• Data section:

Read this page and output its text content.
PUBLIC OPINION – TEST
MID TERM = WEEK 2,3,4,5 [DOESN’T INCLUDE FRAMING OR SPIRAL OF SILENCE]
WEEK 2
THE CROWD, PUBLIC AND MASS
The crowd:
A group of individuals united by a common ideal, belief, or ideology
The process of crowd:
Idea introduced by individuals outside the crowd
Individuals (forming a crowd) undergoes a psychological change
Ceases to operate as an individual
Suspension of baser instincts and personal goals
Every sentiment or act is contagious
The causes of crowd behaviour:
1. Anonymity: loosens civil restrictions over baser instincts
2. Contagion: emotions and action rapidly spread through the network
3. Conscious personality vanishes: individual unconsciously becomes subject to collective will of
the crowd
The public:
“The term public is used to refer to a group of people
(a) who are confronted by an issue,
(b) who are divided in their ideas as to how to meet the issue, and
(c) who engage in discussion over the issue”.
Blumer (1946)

==

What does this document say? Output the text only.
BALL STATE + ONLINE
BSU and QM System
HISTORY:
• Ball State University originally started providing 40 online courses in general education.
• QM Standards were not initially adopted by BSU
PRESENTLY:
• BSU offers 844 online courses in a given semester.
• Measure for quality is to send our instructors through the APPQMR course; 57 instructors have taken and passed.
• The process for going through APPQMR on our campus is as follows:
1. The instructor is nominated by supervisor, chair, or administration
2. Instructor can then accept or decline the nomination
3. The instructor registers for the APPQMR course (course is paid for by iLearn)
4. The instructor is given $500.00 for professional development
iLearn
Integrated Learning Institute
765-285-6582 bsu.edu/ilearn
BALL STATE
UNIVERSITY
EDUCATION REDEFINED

• Objective:
How many lines in the listing above contain the string "APPQMR"? Answer with the number only.

• The result:
3